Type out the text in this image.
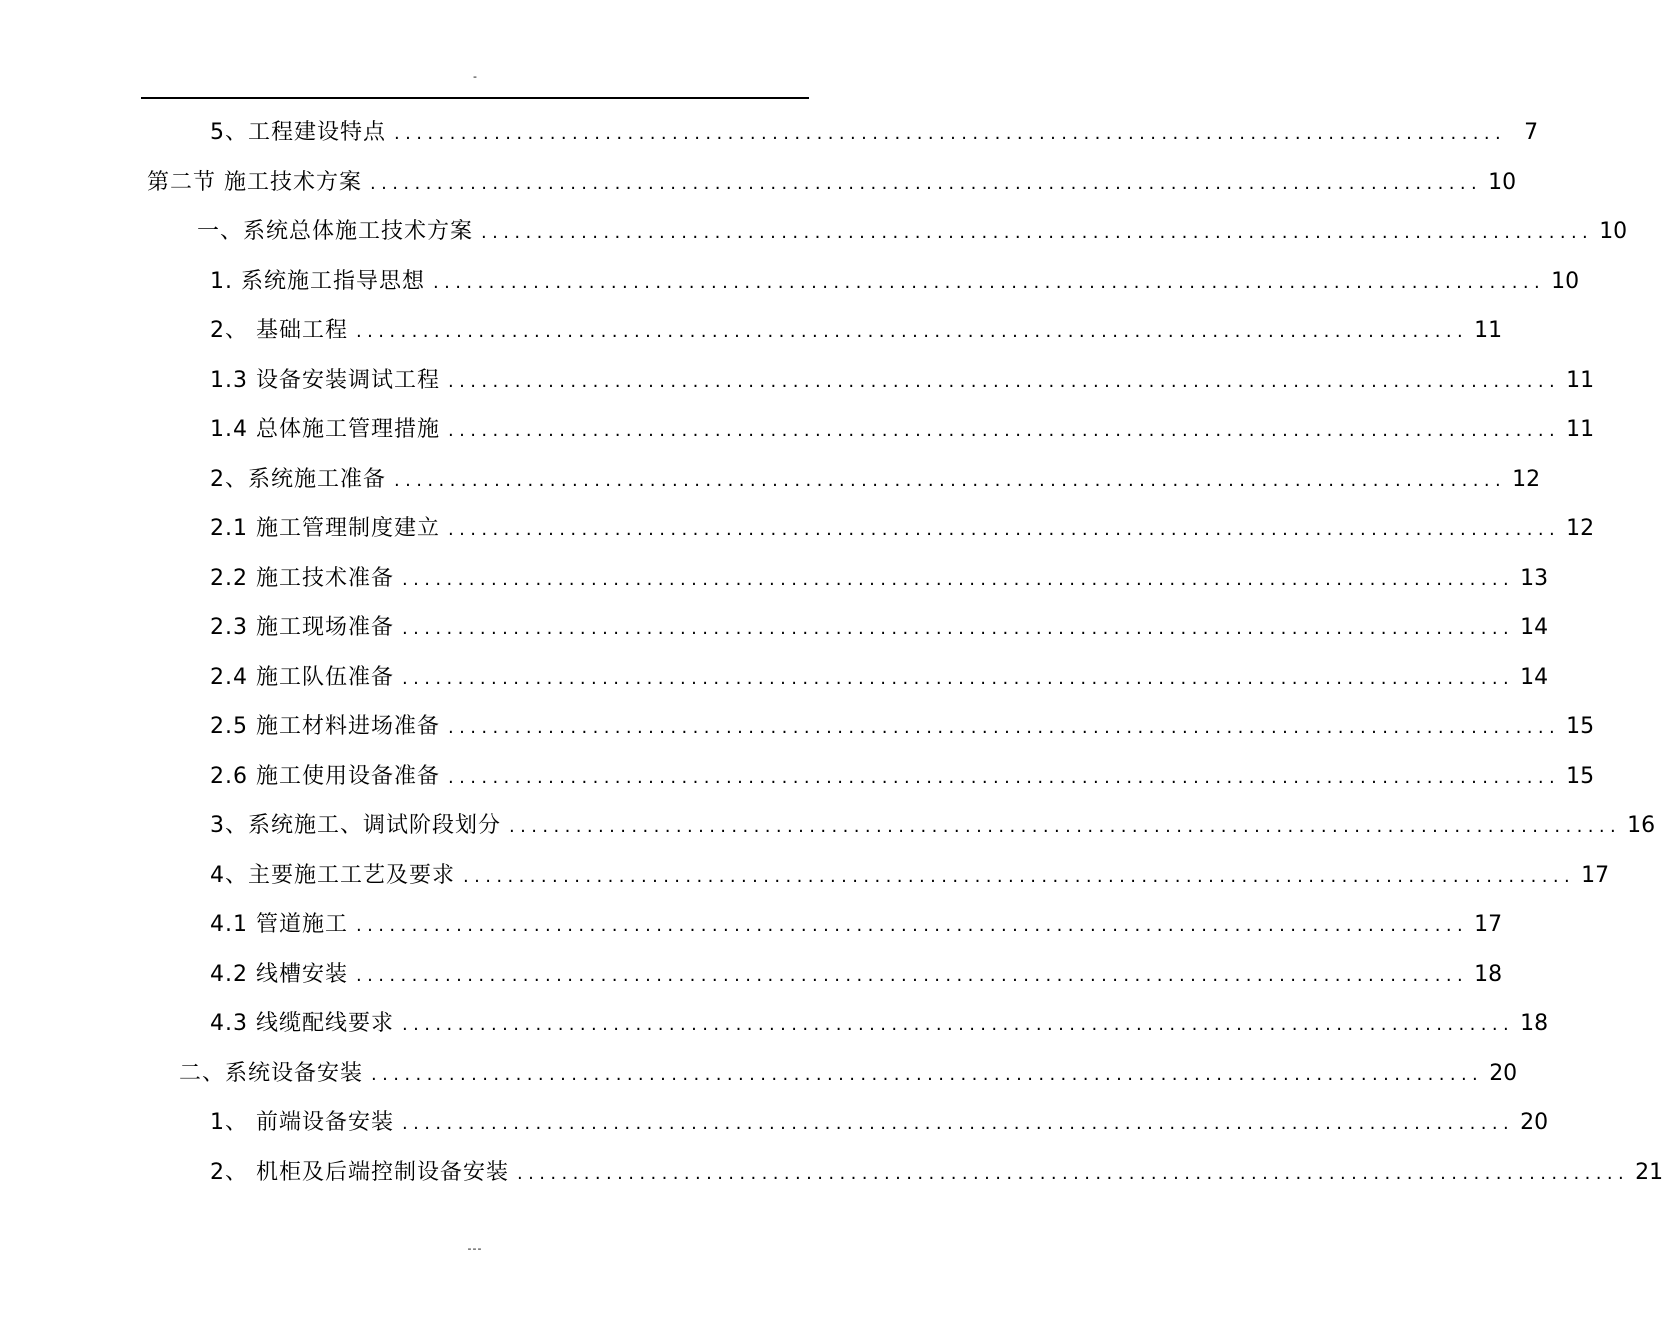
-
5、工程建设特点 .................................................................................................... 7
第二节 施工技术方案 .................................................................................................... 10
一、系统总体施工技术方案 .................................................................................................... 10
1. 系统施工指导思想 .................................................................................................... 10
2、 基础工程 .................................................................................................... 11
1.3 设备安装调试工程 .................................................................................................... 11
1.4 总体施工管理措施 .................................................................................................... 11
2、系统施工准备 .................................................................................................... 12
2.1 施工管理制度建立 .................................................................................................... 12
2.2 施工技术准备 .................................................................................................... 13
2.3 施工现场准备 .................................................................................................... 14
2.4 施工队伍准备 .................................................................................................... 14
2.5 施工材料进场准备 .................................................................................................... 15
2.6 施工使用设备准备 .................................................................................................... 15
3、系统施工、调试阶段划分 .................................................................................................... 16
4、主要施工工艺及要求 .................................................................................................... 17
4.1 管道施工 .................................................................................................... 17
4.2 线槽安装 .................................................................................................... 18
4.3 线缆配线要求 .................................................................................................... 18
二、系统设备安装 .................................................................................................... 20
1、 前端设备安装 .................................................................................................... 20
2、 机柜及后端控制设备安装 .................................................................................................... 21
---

- _PROMPT_: Print the full listing exactly, dropping the pictures.

- _FINAL RESULT_:
Type out the text in this image.
-
5、工程建设特点 .................................................................................................... 7
第二节 施工技术方案 .................................................................................................... 10
一、系统总体施工技术方案 .................................................................................................... 10
1. 系统施工指导思想 .................................................................................................... 10
2、 基础工程 .................................................................................................... 11
1.3 设备安装调试工程 .................................................................................................... 11
1.4 总体施工管理措施 .................................................................................................... 11
2、系统施工准备 .................................................................................................... 12
2.1 施工管理制度建立 .................................................................................................... 12
2.2 施工技术准备 .................................................................................................... 13
2.3 施工现场准备 .................................................................................................... 14
2.4 施工队伍准备 .................................................................................................... 14
2.5 施工材料进场准备 .................................................................................................... 15
2.6 施工使用设备准备 .................................................................................................... 15
3、系统施工、调试阶段划分 .................................................................................................... 16
4、主要施工工艺及要求 .................................................................................................... 17
4.1 管道施工 .................................................................................................... 17
4.2 线槽安装 .................................................................................................... 18
4.3 线缆配线要求 .................................................................................................... 18
二、系统设备安装 .................................................................................................... 20
1、 前端设备安装 .................................................................................................... 20
2、 机柜及后端控制设备安装 .................................................................................................... 21
---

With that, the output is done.